*Assignment*: Summarize the abstract on ascorbic acid in diabetic rats with depression in two sentences.

*Excerpted text*:
Abstract:
This study examined the potency and efficacy of ascorbic acid (AA) in the management of depression-like behavior
in diabetic rats. Diabetes mellitus was induced by single intraperitoneal injections of nicotinamide
(120 mg/kg) and streptozotocin (65 mg/kg) administered 15 min apart. Diabetic (blood glucose ≥250 mg/dL)
rats were subjected to intermittent foot-shocks to induce comorbid depression. Seven groups of diabetes comorbid
depressed rats received vehicle (1 mL/kg) or AA (10, 25, 50, 100, 200, or 400 mg/kg) orally for eleven
days. Three control groups namely- nondiabetic, diabetic, and depressed rats received the vehicles only. The
potency (ED50) and efficacy (Emax) of AA against immobility period, hypercorticosteronemia, adrenal hyperplasia,
hyperglycemia, hypoinsulinemia, oxidative stress, and inflammatory response were estimated. AA administration
caused a dose-dependent decrease (P < 0.05) in immobility period with maximum inhibition of
69% (efficacy) at 200 mg/kg and ED50 of 14 mg/kg (potency). AA at 200 mg/kg produced the maximal reduction
in hypercorticosteronemia (55.1%) and adrenal hyperplasia (52.6%) with ED50 of 9.8 and 14.4 mg/kg, respectively.
AA at 400 mg/kg produced the maximal reduction in hyperglycemia (35.5%), hypoinsulinemia
(32.7%), and lipid peroxidation (82%) with ED50 of 18.6, 13.7, and 20.7 mg/kg, respectively. Moreover, AA at
400 mg/kg produced the maximal increase in SOD content (83%), CAT activity (77.9%), and IL-10 level (63%)
with ED50 of 21.5, 21, and 21 mg/kg, respectively. In conclusion, the present results suggest that AA has therapeutic
potential against diabetes comorbid depression but better regulation of hyperglycemia and hypoinsulinemia
is required to achieve maximal benefits.

*Data for review*:
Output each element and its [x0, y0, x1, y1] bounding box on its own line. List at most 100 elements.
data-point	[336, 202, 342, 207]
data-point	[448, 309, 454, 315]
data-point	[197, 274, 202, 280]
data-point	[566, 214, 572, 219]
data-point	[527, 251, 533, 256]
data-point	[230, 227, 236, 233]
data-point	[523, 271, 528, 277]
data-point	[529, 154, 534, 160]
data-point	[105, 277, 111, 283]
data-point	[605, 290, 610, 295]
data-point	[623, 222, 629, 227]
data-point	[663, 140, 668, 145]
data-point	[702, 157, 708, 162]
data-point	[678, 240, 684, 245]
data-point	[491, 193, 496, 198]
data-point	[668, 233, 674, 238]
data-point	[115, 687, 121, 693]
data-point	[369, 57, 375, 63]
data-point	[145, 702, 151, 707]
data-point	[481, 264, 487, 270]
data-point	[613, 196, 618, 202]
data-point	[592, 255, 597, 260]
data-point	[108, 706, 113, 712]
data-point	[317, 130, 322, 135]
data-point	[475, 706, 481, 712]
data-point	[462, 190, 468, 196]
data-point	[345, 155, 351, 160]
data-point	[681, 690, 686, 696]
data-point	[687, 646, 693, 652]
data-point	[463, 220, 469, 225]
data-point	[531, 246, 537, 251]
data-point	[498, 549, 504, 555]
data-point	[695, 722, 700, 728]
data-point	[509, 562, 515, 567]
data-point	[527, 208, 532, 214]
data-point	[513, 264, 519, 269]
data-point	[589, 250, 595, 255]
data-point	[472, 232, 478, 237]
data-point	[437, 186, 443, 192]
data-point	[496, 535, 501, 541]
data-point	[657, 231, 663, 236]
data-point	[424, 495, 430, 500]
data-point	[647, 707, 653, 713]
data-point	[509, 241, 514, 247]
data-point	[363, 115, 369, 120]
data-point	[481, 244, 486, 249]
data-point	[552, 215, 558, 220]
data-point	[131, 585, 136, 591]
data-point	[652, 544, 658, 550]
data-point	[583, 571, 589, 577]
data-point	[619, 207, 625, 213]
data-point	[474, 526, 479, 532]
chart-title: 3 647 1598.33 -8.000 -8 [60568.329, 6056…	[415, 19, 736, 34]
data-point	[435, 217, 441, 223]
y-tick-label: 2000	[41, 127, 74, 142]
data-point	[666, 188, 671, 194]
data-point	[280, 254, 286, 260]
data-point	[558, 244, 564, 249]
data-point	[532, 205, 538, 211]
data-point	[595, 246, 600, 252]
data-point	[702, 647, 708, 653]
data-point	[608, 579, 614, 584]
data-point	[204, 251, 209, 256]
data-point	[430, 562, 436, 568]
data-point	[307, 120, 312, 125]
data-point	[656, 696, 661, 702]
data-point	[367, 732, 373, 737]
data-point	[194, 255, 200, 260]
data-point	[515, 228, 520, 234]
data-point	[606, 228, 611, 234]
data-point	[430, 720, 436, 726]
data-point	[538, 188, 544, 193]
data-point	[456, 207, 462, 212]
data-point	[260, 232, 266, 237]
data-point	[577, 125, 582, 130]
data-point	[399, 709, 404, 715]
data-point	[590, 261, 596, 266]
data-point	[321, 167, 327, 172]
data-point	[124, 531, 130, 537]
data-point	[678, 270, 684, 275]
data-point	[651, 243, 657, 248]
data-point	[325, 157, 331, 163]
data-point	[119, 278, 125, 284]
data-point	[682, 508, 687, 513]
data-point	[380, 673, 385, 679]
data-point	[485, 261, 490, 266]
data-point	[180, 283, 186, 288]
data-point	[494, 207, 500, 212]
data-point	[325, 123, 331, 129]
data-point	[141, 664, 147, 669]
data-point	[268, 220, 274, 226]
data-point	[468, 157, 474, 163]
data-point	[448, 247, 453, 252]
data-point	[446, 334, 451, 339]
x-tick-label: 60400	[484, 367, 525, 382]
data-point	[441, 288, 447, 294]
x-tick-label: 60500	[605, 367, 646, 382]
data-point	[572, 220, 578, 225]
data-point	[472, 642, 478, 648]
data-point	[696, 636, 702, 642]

*Output of the task*: Rats made diabetic with nicotinamide and streptozotocin and depressed with intermittent foot-shocks received oral ascorbic acid (10 to 400 mg/kg) or vehicle for eleven days. Ascorbic acid dose-dependently reduced immobility period, hypercorticosteronemia, adrenal hyperplasia, hyperglycemia, hypoinsulinemia and lipid peroxidation, and raised SOD, CAT activity and IL-10, so the authors suggest it has therapeutic potential against diabetes comorbid depression but that better regulation of hyperglycemia and hypoinsulinemia is needed for maximal benefit.